_What is asked_. Your task is to retype each line of the data below exactly.

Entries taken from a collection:
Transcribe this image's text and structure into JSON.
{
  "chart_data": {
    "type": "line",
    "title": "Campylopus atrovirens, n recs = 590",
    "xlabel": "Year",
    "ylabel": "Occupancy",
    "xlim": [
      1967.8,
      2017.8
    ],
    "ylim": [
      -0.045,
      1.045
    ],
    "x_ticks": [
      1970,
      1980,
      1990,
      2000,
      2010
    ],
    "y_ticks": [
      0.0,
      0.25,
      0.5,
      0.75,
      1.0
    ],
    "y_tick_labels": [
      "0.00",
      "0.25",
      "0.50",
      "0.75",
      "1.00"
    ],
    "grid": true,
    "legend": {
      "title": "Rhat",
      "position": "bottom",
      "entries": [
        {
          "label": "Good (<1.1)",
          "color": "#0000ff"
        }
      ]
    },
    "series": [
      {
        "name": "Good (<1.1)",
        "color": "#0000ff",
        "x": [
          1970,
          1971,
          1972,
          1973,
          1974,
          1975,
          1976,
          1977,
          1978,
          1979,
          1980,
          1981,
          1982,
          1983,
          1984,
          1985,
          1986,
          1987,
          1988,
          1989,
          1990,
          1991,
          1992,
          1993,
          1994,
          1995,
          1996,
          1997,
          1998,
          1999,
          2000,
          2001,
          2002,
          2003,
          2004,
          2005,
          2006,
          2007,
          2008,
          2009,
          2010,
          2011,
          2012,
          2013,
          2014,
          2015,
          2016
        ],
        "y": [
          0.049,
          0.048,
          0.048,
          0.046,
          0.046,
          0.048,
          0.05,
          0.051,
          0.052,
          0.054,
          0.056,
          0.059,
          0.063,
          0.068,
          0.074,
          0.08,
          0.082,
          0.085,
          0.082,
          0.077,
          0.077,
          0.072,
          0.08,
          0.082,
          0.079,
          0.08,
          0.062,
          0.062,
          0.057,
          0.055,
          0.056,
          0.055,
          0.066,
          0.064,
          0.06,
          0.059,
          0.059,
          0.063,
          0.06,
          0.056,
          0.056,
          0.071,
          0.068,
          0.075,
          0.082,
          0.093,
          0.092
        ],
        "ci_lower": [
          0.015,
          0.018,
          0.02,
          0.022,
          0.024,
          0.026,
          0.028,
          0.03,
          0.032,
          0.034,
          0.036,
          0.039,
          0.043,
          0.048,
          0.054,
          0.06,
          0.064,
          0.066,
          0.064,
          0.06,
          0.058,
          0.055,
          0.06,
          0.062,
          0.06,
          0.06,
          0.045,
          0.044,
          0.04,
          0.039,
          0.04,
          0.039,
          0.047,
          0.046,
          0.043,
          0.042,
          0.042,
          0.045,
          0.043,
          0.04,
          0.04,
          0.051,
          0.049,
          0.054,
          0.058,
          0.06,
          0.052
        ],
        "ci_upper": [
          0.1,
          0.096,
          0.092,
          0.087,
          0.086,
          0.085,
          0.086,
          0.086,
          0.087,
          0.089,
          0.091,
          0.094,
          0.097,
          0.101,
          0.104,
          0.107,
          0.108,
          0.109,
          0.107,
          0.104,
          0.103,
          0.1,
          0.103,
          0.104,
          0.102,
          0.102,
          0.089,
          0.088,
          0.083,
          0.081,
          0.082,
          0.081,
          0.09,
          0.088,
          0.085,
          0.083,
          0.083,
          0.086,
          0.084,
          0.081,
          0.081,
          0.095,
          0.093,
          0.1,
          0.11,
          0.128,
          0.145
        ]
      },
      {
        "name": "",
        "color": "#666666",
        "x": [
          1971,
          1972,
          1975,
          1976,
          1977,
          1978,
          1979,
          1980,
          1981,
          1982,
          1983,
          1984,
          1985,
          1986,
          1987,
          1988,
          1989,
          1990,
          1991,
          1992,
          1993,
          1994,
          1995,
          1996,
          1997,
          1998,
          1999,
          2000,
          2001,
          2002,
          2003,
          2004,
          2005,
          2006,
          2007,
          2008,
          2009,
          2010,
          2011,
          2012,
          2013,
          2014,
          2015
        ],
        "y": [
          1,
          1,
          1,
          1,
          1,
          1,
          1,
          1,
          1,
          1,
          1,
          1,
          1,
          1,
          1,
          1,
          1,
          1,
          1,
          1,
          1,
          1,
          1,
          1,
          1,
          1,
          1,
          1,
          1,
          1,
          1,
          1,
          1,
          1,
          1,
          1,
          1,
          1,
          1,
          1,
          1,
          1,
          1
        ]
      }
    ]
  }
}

_Task result_.
Transcribe this image's text and structure into JSON.
{
  "chart_data": {
    "type": "line",
    "title": "Campylopus atrovirens, n recs = 590",
    "xlabel": "Year",
    "ylabel": "Occupancy",
    "xlim": [
      1967.8,
      2017.8
    ],
    "ylim": [
      -0.045,
      1.045
    ],
    "x_ticks": [
      1970,
      1980,
      1990,
      2000,
      2010
    ],
    "y_ticks": [
      0.0,
      0.25,
      0.5,
      0.75,
      1.0
    ],
    "y_tick_labels": [
      "0.00",
      "0.25",
      "0.50",
      "0.75",
      "1.00"
    ],
    "grid": true,
    "legend": {
      "title": "Rhat",
      "position": "bottom",
      "entries": [
        {
          "label": "Good (<1.1)",
          "color": "#0000ff"
        }
      ]
    },
    "series": [
      {
        "name": "Good (<1.1)",
        "color": "#0000ff",
        "x": [
          1970,
          1971,
          1972,
          1973,
          1974,
          1975,
          1976,
          1977,
          1978,
          1979,
          1980,
          1981,
          1982,
          1983,
          1984,
          1985,
          1986,
          1987,
          1988,
          1989,
          1990,
          1991,
          1992,
          1993,
          1994,
          1995,
          1996,
          1997,
          1998,
          1999,
          2000,
          2001,
          2002,
          2003,
          2004,
          2005,
          2006,
          2007,
          2008,
          2009,
          2010,
          2011,
          2012,
          2013,
          2014,
          2015,
          2016
        ],
        "y": [
          0.049,
          0.048,
          0.048,
          0.046,
          0.046,
          0.048,
          0.05,
          0.051,
          0.052,
          0.054,
          0.056,
          0.059,
          0.063,
          0.068,
          0.074,
          0.08,
          0.082,
          0.085,
          0.082,
          0.077,
          0.077,
          0.072,
          0.08,
          0.082,
          0.079,
          0.08,
          0.062,
          0.062,
          0.057,
          0.055,
          0.056,
          0.055,
          0.066,
          0.064,
          0.06,
          0.059,
          0.059,
          0.063,
          0.06,
          0.056,
          0.056,
          0.071,
          0.068,
          0.075,
          0.082,
          0.093,
          0.092
        ],
        "ci_lower": [
          0.015,
          0.018,
          0.02,
          0.022,
          0.024,
          0.026,
          0.028,
          0.03,
          0.032,
          0.034,
          0.036,
          0.039,
          0.043,
          0.048,
          0.054,
          0.06,
          0.064,
          0.066,
          0.064,
          0.06,
          0.058,
          0.055,
          0.06,
          0.062,
          0.06,
          0.06,
          0.045,
          0.044,
          0.04,
          0.039,
          0.04,
          0.039,
          0.047,
          0.046,
          0.043,
          0.042,
          0.042,
          0.045,
          0.043,
          0.04,
          0.04,
          0.051,
          0.049,
          0.054,
          0.058,
          0.06,
          0.052
        ],
        "ci_upper": [
          0.1,
          0.096,
          0.092,
          0.087,
          0.086,
          0.085,
          0.086,
          0.086,
          0.087,
          0.089,
          0.091,
          0.094,
          0.097,
          0.101,
          0.104,
          0.107,
          0.108,
          0.109,
          0.107,
          0.104,
          0.103,
          0.1,
          0.103,
          0.104,
          0.102,
          0.102,
          0.089,
          0.088,
          0.083,
          0.081,
          0.082,
          0.081,
          0.09,
          0.088,
          0.085,
          0.083,
          0.083,
          0.086,
          0.084,
          0.081,
          0.081,
          0.095,
          0.093,
          0.1,
          0.11,
          0.128,
          0.145
        ]
      },
      {
        "name": "",
        "color": "#666666",
        "x": [
          1971,
          1972,
          1975,
          1976,
          1977,
          1978,
          1979,
          1980,
          1981,
          1982,
          1983,
          1984,
          1985,
          1986,
          1987,
          1988,
          1989,
          1990,
          1991,
          1992,
          1993,
          1994,
          1995,
          1996,
          1997,
          1998,
          1999,
          2000,
          2001,
          2002,
          2003,
          2004,
          2005,
          2006,
          2007,
          2008,
          2009,
          2010,
          2011,
          2012,
          2013,
          2014,
          2015
        ],
        "y": [
          1,
          1,
          1,
          1,
          1,
          1,
          1,
          1,
          1,
          1,
          1,
          1,
          1,
          1,
          1,
          1,
          1,
          1,
          1,
          1,
          1,
          1,
          1,
          1,
          1,
          1,
          1,
          1,
          1,
          1,
          1,
          1,
          1,
          1,
          1,
          1,
          1,
          1,
          1,
          1,
          1,
          1,
          1
        ]
      }
    ]
  }
}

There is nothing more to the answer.